▶ _Written exercise_
Provide a single number: the count of lines containing the string "this".
---------- Dataset excerpts
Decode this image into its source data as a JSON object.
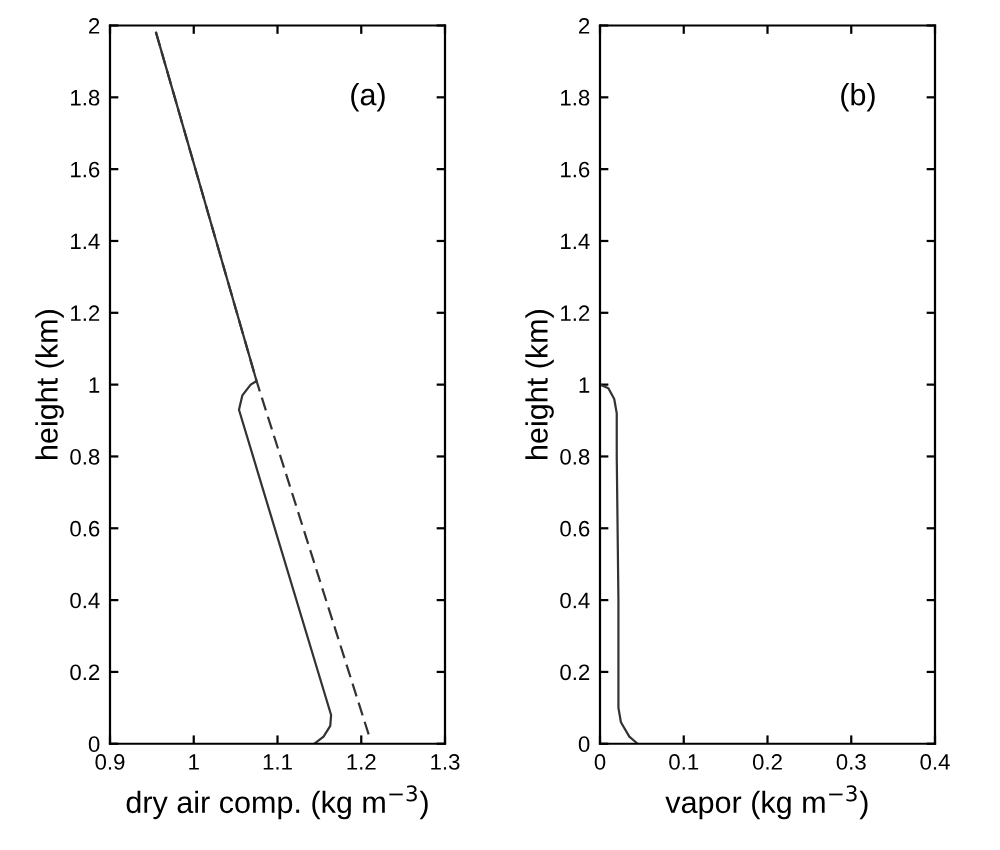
{
  "chart_data": [
    {
      "type": "line",
      "xlabel": "dry air comp. (kg m$^{−3}$)",
      "ylabel": "height (km)",
      "annotations": [
        "(a)"
      ],
      "xlim": [
        0.9,
        1.3
      ],
      "xticks": [
        0.9,
        1,
        1.1,
        1.2,
        1.3
      ],
      "ylim": [
        0,
        2
      ],
      "yticks": [
        0,
        0.2,
        0.4,
        0.6,
        0.8,
        1,
        1.2,
        1.4,
        1.6,
        1.8,
        2
      ],
      "grid": false,
      "legend": false,
      "series": [
        {
          "color": "#333333",
          "line_style": "solid",
          "x": [
            0.955,
            1.075,
            1.068,
            1.058,
            1.054,
            1.164,
            1.163,
            1.155,
            1.144
          ],
          "values": [
            1.98,
            1.01,
            1.0,
            0.97,
            0.93,
            0.08,
            0.05,
            0.02,
            0
          ]
        },
        {
          "color": "#333333",
          "line_style": "dashed",
          "x": [
            0.955,
            1.075,
            1.211
          ],
          "values": [
            1.98,
            1.01,
            0.01
          ]
        }
      ]
    },
    {
      "type": "line",
      "xlabel": "vapor (kg m$^{−3}$)",
      "ylabel": "height (km)",
      "annotations": [
        "(b)"
      ],
      "xlim": [
        0,
        0.4
      ],
      "xticks": [
        0,
        0.1,
        0.2,
        0.3,
        0.4
      ],
      "ylim": [
        0,
        2
      ],
      "yticks": [
        0,
        0.2,
        0.4,
        0.6,
        0.8,
        1,
        1.2,
        1.4,
        1.6,
        1.8,
        2
      ],
      "grid": false,
      "legend": false,
      "series": [
        {
          "color": "#333333",
          "line_style": "solid",
          "x": [
            0,
            0.01,
            0.017,
            0.02,
            0.02,
            0.022,
            0.022,
            0.025,
            0.035,
            0.045
          ],
          "values": [
            1.0,
            0.99,
            0.96,
            0.92,
            0.8,
            0.4,
            0.1,
            0.06,
            0.02,
            0
          ]
        }
      ]
    }
  ]
}
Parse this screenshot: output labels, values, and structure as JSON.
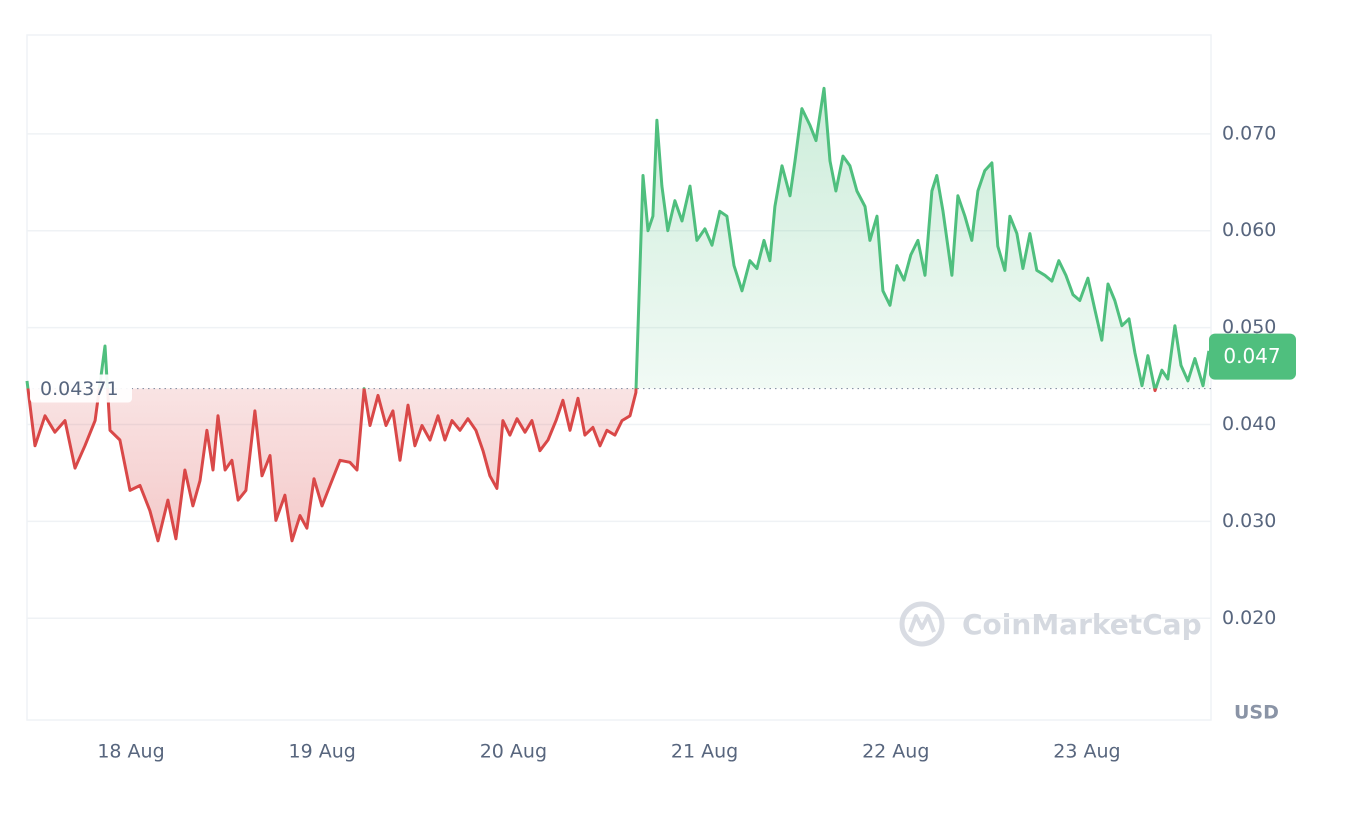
{
  "chart_data": {
    "type": "line",
    "x": [
      17.456,
      17.498,
      17.55,
      17.602,
      17.655,
      17.707,
      17.759,
      17.812,
      17.864,
      17.89,
      17.942,
      17.995,
      18.047,
      18.099,
      18.141,
      18.193,
      18.235,
      18.282,
      18.324,
      18.361,
      18.397,
      18.429,
      18.455,
      18.492,
      18.528,
      18.56,
      18.601,
      18.648,
      18.685,
      18.727,
      18.758,
      18.805,
      18.842,
      18.884,
      18.92,
      18.957,
      18.999,
      19.041,
      19.093,
      19.145,
      19.182,
      19.219,
      19.25,
      19.292,
      19.334,
      19.37,
      19.407,
      19.449,
      19.485,
      19.522,
      19.564,
      19.606,
      19.642,
      19.679,
      19.721,
      19.762,
      19.804,
      19.841,
      19.877,
      19.914,
      19.945,
      19.982,
      20.019,
      20.061,
      20.097,
      20.139,
      20.181,
      20.223,
      20.259,
      20.296,
      20.338,
      20.374,
      20.416,
      20.453,
      20.489,
      20.531,
      20.568,
      20.61,
      20.641,
      20.662,
      20.678,
      20.704,
      20.73,
      20.751,
      20.777,
      20.808,
      20.845,
      20.882,
      20.924,
      20.96,
      21.002,
      21.039,
      21.08,
      21.117,
      21.154,
      21.196,
      21.237,
      21.274,
      21.311,
      21.342,
      21.368,
      21.405,
      21.447,
      21.473,
      21.509,
      21.551,
      21.583,
      21.625,
      21.656,
      21.687,
      21.724,
      21.76,
      21.797,
      21.839,
      21.865,
      21.902,
      21.933,
      21.97,
      22.006,
      22.043,
      22.079,
      22.116,
      22.153,
      22.189,
      22.215,
      22.247,
      22.294,
      22.325,
      22.362,
      22.398,
      22.43,
      22.466,
      22.503,
      22.534,
      22.571,
      22.597,
      22.634,
      22.665,
      22.702,
      22.738,
      22.78,
      22.817,
      22.853,
      22.89,
      22.927,
      22.963,
      23.005,
      23.042,
      23.078,
      23.11,
      23.146,
      23.183,
      23.22,
      23.251,
      23.288,
      23.319,
      23.356,
      23.392,
      23.423,
      23.46,
      23.492,
      23.528,
      23.565,
      23.607,
      23.638
    ],
    "values": [
      0.0445,
      0.0378,
      0.0409,
      0.0392,
      0.0404,
      0.0355,
      0.0378,
      0.0404,
      0.0481,
      0.0394,
      0.0384,
      0.0332,
      0.0337,
      0.0311,
      0.028,
      0.0322,
      0.0282,
      0.0353,
      0.0316,
      0.0342,
      0.0394,
      0.0353,
      0.0409,
      0.0353,
      0.0363,
      0.0322,
      0.0332,
      0.0414,
      0.0347,
      0.0368,
      0.0301,
      0.0327,
      0.028,
      0.0306,
      0.0293,
      0.0344,
      0.0316,
      0.0337,
      0.0363,
      0.0361,
      0.0353,
      0.0437,
      0.0399,
      0.043,
      0.0399,
      0.0414,
      0.0363,
      0.042,
      0.0378,
      0.0399,
      0.0384,
      0.0409,
      0.0384,
      0.0404,
      0.0394,
      0.0406,
      0.0394,
      0.0373,
      0.0347,
      0.0334,
      0.0404,
      0.0389,
      0.0406,
      0.0392,
      0.0404,
      0.0373,
      0.0384,
      0.0404,
      0.0425,
      0.0394,
      0.0427,
      0.0389,
      0.0397,
      0.0378,
      0.0394,
      0.0389,
      0.0404,
      0.0409,
      0.0433,
      0.0559,
      0.0657,
      0.06,
      0.0615,
      0.0714,
      0.0646,
      0.06,
      0.0631,
      0.061,
      0.0646,
      0.059,
      0.0602,
      0.0585,
      0.062,
      0.0615,
      0.0564,
      0.0538,
      0.0569,
      0.0561,
      0.059,
      0.0569,
      0.0625,
      0.0667,
      0.0636,
      0.0672,
      0.0726,
      0.0709,
      0.0693,
      0.0747,
      0.0672,
      0.0641,
      0.0677,
      0.0667,
      0.0641,
      0.0625,
      0.059,
      0.0615,
      0.0538,
      0.0523,
      0.0564,
      0.0549,
      0.0575,
      0.059,
      0.0554,
      0.0641,
      0.0657,
      0.062,
      0.0554,
      0.0636,
      0.0615,
      0.059,
      0.0641,
      0.0662,
      0.067,
      0.0584,
      0.0559,
      0.0615,
      0.0597,
      0.0561,
      0.0597,
      0.0559,
      0.0554,
      0.0548,
      0.0569,
      0.0554,
      0.0534,
      0.0528,
      0.0551,
      0.0518,
      0.0487,
      0.0545,
      0.0528,
      0.0502,
      0.0509,
      0.0474,
      0.044,
      0.0471,
      0.0435,
      0.0456,
      0.0447,
      0.0502,
      0.0461,
      0.0445,
      0.0468,
      0.044,
      0.0476
    ],
    "up_color": "#4fbf7e",
    "down_color": "#d94848",
    "baseline": 0.04371,
    "current_price": 0.047,
    "xlim": [
      17.456,
      23.649
    ],
    "xticks": [
      {
        "value": 18,
        "label": "18 Aug"
      },
      {
        "value": 19,
        "label": "19 Aug"
      },
      {
        "value": 20,
        "label": "20 Aug"
      },
      {
        "value": 21,
        "label": "21 Aug"
      },
      {
        "value": 22,
        "label": "22 Aug"
      },
      {
        "value": 23,
        "label": "23 Aug"
      }
    ],
    "ylim": [
      0.0095,
      0.0802
    ],
    "yticks": [
      {
        "value": 0.02,
        "label": "0.020"
      },
      {
        "value": 0.03,
        "label": "0.030"
      },
      {
        "value": 0.04,
        "label": "0.040"
      },
      {
        "value": 0.05,
        "label": "0.050"
      },
      {
        "value": 0.06,
        "label": "0.060"
      },
      {
        "value": 0.07,
        "label": "0.070"
      }
    ],
    "grid": true,
    "currency": "USD",
    "watermark": "CoinMarketCap"
  }
}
--------------------
▶ _Written solution_
2